-------- EXERCISE DATA --------
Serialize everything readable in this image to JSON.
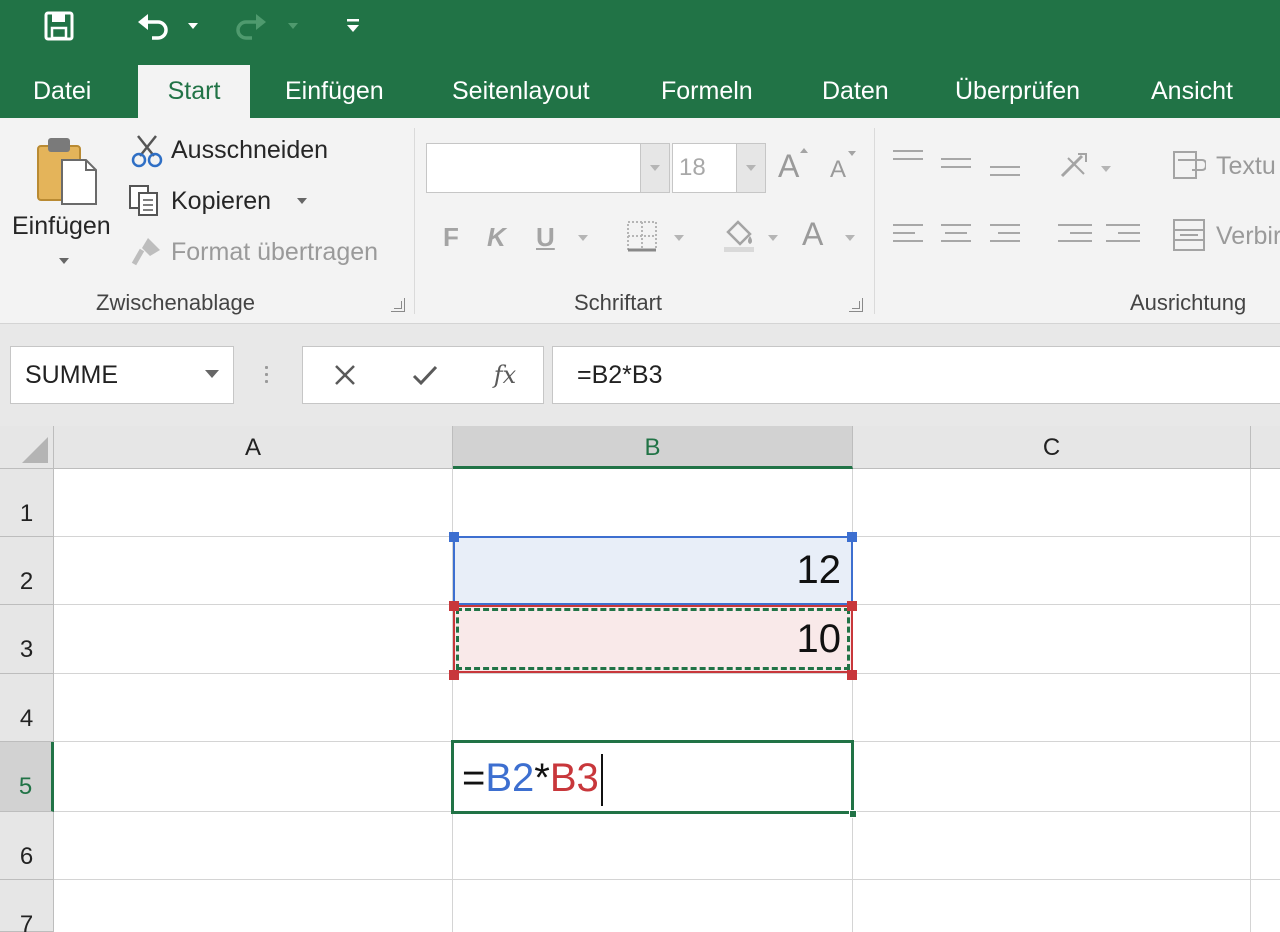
{
  "qat": {
    "save_icon": "save-icon",
    "undo_icon": "undo-icon",
    "redo_icon": "redo-icon",
    "customize_icon": "customize-qat-icon"
  },
  "tabs": [
    "Datei",
    "Start",
    "Einfügen",
    "Seitenlayout",
    "Formeln",
    "Daten",
    "Überprüfen",
    "Ansicht"
  ],
  "active_tab": "Start",
  "clipboard": {
    "paste_label": "Einfügen",
    "cut_label": "Ausschneiden",
    "copy_label": "Kopieren",
    "format_painter_label": "Format übertragen",
    "group_label": "Zwischenablage"
  },
  "font": {
    "font_name": "",
    "font_size": "18",
    "grow_label": "A",
    "shrink_label": "A",
    "bold_label": "F",
    "italic_label": "K",
    "underline_label": "U",
    "font_color_label": "A",
    "group_label": "Schriftart"
  },
  "alignment": {
    "wrap_label": "Textu",
    "merge_label": "Verbir",
    "group_label": "Ausrichtung"
  },
  "formula_bar": {
    "name_box": "SUMME",
    "formula": "=B2*B3",
    "fx_label": "fx"
  },
  "sheet": {
    "columns": [
      "A",
      "B",
      "C"
    ],
    "selected_column": "B",
    "rows": [
      "1",
      "2",
      "3",
      "4",
      "5",
      "6",
      "7"
    ],
    "selected_row": "5",
    "cells": {
      "B2": "12",
      "B3": "10"
    },
    "editing_cell": {
      "address": "B5",
      "eq": "=",
      "ref1": "B2",
      "op": "*",
      "ref2": "B3"
    }
  },
  "colors": {
    "accent": "#217346",
    "ref1": "#3d6fd0",
    "ref2": "#c8373b"
  }
}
--------
### GOAL OF THE EXERCISE
Return each line of the data, keeping its wording exact and omitting pictures.

### CORRECT ANSWER
Serialize everything readable in this image to JSON.
{
  "qat": {
    "save_icon": "save-icon",
    "undo_icon": "undo-icon",
    "redo_icon": "redo-icon",
    "customize_icon": "customize-qat-icon"
  },
  "tabs": [
    "Datei",
    "Start",
    "Einfügen",
    "Seitenlayout",
    "Formeln",
    "Daten",
    "Überprüfen",
    "Ansicht"
  ],
  "active_tab": "Start",
  "clipboard": {
    "paste_label": "Einfügen",
    "cut_label": "Ausschneiden",
    "copy_label": "Kopieren",
    "format_painter_label": "Format übertragen",
    "group_label": "Zwischenablage"
  },
  "font": {
    "font_name": "",
    "font_size": "18",
    "grow_label": "A",
    "shrink_label": "A",
    "bold_label": "F",
    "italic_label": "K",
    "underline_label": "U",
    "font_color_label": "A",
    "group_label": "Schriftart"
  },
  "alignment": {
    "wrap_label": "Textu",
    "merge_label": "Verbir",
    "group_label": "Ausrichtung"
  },
  "formula_bar": {
    "name_box": "SUMME",
    "formula": "=B2*B3",
    "fx_label": "fx"
  },
  "sheet": {
    "columns": [
      "A",
      "B",
      "C"
    ],
    "selected_column": "B",
    "rows": [
      "1",
      "2",
      "3",
      "4",
      "5",
      "6",
      "7"
    ],
    "selected_row": "5",
    "cells": {
      "B2": "12",
      "B3": "10"
    },
    "editing_cell": {
      "address": "B5",
      "eq": "=",
      "ref1": "B2",
      "op": "*",
      "ref2": "B3"
    }
  },
  "colors": {
    "accent": "#217346",
    "ref1": "#3d6fd0",
    "ref2": "#c8373b"
  }
}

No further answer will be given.